◆ **Dataset records**:
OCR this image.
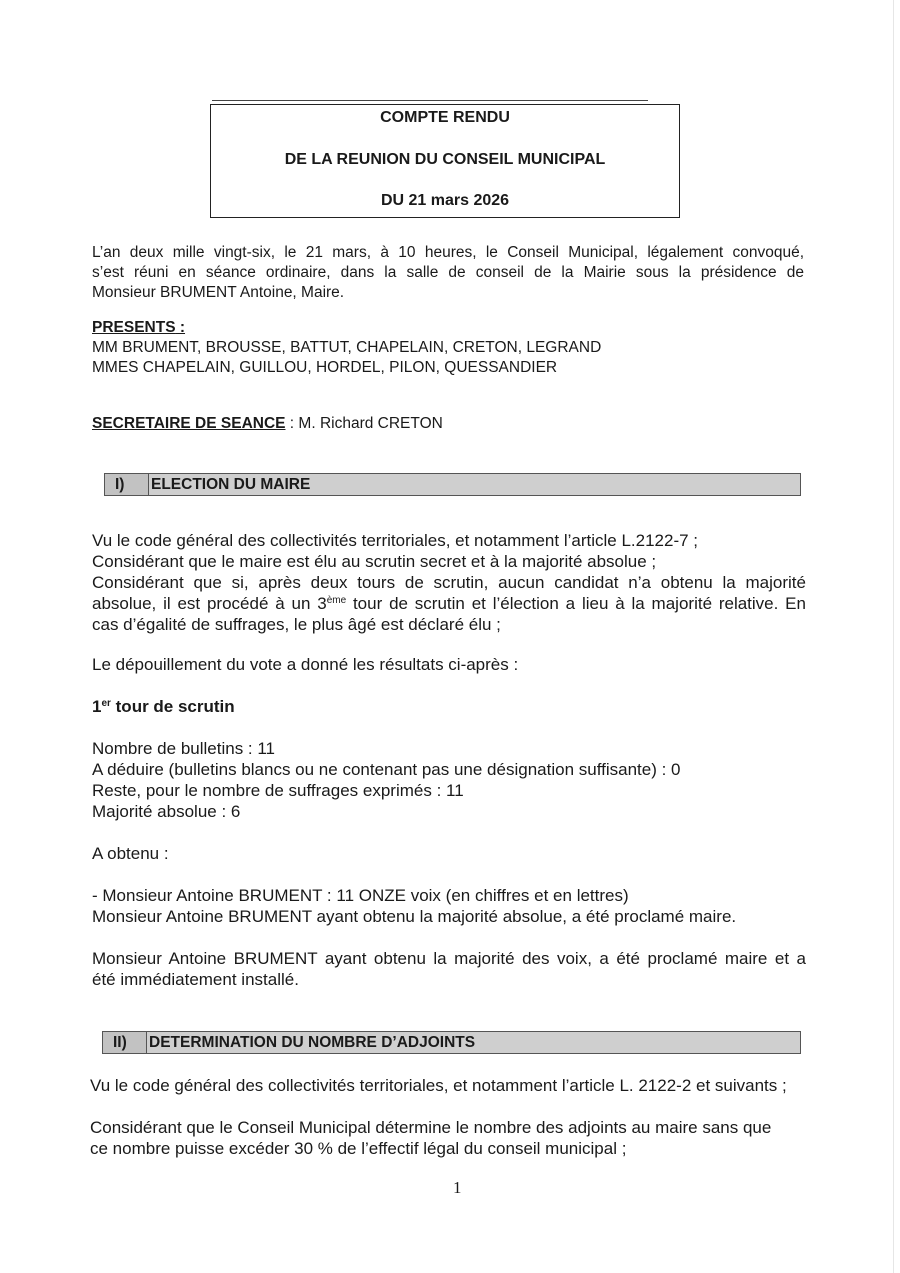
COMPTE RENDU
DE LA REUNION DU CONSEIL MUNICIPAL
DU 21 mars 2026
L’an deux mille vingt-six, le 21 mars, à 10 heures, le Conseil Municipal, légalement convoqué,
s’est réuni en séance ordinaire, dans la salle de conseil de la Mairie sous la présidence de
Monsieur BRUMENT Antoine, Maire.
PRESENTS :
MM BRUMENT, BROUSSE, BATTUT, CHAPELAIN, CRETON, LEGRAND
MMES CHAPELAIN, GUILLOU, HORDEL, PILON, QUESSANDIER
SECRETAIRE DE SEANCE : M. Richard CRETON
I)	ELECTION DU MAIRE
Vu le code général des collectivités territoriales, et notamment l’article L.2122-7 ;
Considérant que le maire est élu au scrutin secret et à la majorité absolue ;
Considérant que si, après deux tours de scrutin, aucun candidat n’a obtenu la majorité
absolue, il est procédé à un 3ème tour de scrutin et l’élection a lieu à la majorité relative. En
cas d’égalité de suffrages, le plus âgé est déclaré élu ;
Le dépouillement du vote a donné les résultats ci-après :
1er tour de scrutin
Nombre de bulletins : 11
A déduire (bulletins blancs ou ne contenant pas une désignation suffisante) : 0
Reste, pour le nombre de suffrages exprimés : 11
Majorité absolue : 6
A obtenu :
- Monsieur Antoine BRUMENT : 11 ONZE voix (en chiffres et en lettres)
Monsieur Antoine BRUMENT ayant obtenu la majorité absolue, a été proclamé maire.
Monsieur Antoine BRUMENT ayant obtenu la majorité des voix, a été proclamé maire et a
été immédiatement installé.
II)	DETERMINATION DU NOMBRE D’ADJOINTS
Vu le code général des collectivités territoriales, et notamment l’article L. 2122-2 et suivants ;
Considérant que le Conseil Municipal détermine le nombre des adjoints au maire sans que
ce nombre puisse excéder 30 % de l’effectif légal du conseil municipal ;
1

◆ **Written problem**: Of all the lines in the entries, how many contain the word "proclamé"? Give only the number.

◆ **Full solution**: 2